### WORK REQUIRED
Without the pictures, reproduce the records that follow exactly.

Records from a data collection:
● ● ● ● ● ● ●

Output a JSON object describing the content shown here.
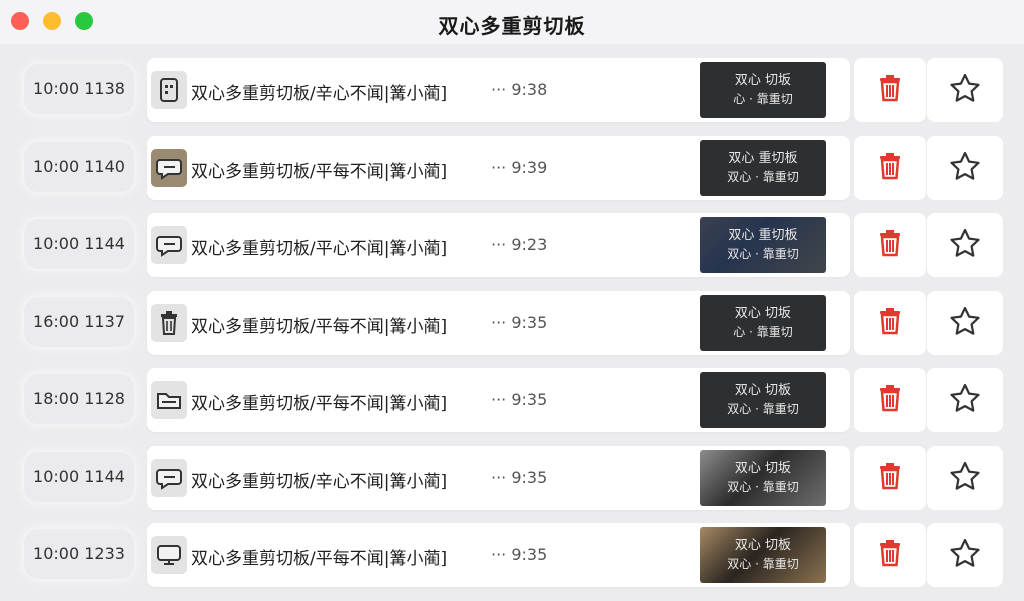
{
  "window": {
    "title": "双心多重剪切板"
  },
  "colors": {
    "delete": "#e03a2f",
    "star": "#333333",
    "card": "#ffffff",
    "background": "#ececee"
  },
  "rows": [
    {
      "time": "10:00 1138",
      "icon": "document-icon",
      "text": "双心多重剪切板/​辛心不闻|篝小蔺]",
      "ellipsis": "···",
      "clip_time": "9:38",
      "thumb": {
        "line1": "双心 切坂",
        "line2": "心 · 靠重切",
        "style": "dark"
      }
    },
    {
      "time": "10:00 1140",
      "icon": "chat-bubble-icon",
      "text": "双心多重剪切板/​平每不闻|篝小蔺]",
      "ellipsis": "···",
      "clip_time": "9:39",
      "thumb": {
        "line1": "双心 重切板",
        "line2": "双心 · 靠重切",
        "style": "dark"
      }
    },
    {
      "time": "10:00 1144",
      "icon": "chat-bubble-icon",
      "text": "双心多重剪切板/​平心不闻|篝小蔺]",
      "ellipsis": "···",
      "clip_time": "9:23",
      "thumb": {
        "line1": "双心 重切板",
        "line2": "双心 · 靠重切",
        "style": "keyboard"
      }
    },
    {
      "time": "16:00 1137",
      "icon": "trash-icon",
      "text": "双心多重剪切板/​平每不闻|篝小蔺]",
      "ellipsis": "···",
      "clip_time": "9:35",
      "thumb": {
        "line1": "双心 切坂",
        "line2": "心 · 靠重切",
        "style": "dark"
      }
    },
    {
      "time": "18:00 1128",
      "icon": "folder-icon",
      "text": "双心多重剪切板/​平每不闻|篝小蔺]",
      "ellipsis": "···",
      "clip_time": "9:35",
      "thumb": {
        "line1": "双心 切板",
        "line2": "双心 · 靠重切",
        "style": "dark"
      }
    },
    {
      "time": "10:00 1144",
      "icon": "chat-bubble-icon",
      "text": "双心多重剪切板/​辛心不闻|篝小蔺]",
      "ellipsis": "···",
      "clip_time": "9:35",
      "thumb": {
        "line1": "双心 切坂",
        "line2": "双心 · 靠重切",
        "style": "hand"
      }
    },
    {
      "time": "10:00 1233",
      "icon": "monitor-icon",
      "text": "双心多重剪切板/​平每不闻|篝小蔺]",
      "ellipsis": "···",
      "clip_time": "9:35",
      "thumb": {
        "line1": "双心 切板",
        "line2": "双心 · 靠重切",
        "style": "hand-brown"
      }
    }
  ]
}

● ● ● ● ● ● ●

### FULL ANSWER
Output a JSON object describing the content shown here.
{
  "window": {
    "title": "双心多重剪切板"
  },
  "colors": {
    "delete": "#e03a2f",
    "star": "#333333",
    "card": "#ffffff",
    "background": "#ececee"
  },
  "rows": [
    {
      "time": "10:00 1138",
      "icon": "document-icon",
      "text": "双心多重剪切板/​辛心不闻|篝小蔺]",
      "ellipsis": "···",
      "clip_time": "9:38",
      "thumb": {
        "line1": "双心 切坂",
        "line2": "心 · 靠重切",
        "style": "dark"
      }
    },
    {
      "time": "10:00 1140",
      "icon": "chat-bubble-icon",
      "text": "双心多重剪切板/​平每不闻|篝小蔺]",
      "ellipsis": "···",
      "clip_time": "9:39",
      "thumb": {
        "line1": "双心 重切板",
        "line2": "双心 · 靠重切",
        "style": "dark"
      }
    },
    {
      "time": "10:00 1144",
      "icon": "chat-bubble-icon",
      "text": "双心多重剪切板/​平心不闻|篝小蔺]",
      "ellipsis": "···",
      "clip_time": "9:23",
      "thumb": {
        "line1": "双心 重切板",
        "line2": "双心 · 靠重切",
        "style": "keyboard"
      }
    },
    {
      "time": "16:00 1137",
      "icon": "trash-icon",
      "text": "双心多重剪切板/​平每不闻|篝小蔺]",
      "ellipsis": "···",
      "clip_time": "9:35",
      "thumb": {
        "line1": "双心 切坂",
        "line2": "心 · 靠重切",
        "style": "dark"
      }
    },
    {
      "time": "18:00 1128",
      "icon": "folder-icon",
      "text": "双心多重剪切板/​平每不闻|篝小蔺]",
      "ellipsis": "···",
      "clip_time": "9:35",
      "thumb": {
        "line1": "双心 切板",
        "line2": "双心 · 靠重切",
        "style": "dark"
      }
    },
    {
      "time": "10:00 1144",
      "icon": "chat-bubble-icon",
      "text": "双心多重剪切板/​辛心不闻|篝小蔺]",
      "ellipsis": "···",
      "clip_time": "9:35",
      "thumb": {
        "line1": "双心 切坂",
        "line2": "双心 · 靠重切",
        "style": "hand"
      }
    },
    {
      "time": "10:00 1233",
      "icon": "monitor-icon",
      "text": "双心多重剪切板/​平每不闻|篝小蔺]",
      "ellipsis": "···",
      "clip_time": "9:35",
      "thumb": {
        "line1": "双心 切板",
        "line2": "双心 · 靠重切",
        "style": "hand-brown"
      }
    }
  ]
}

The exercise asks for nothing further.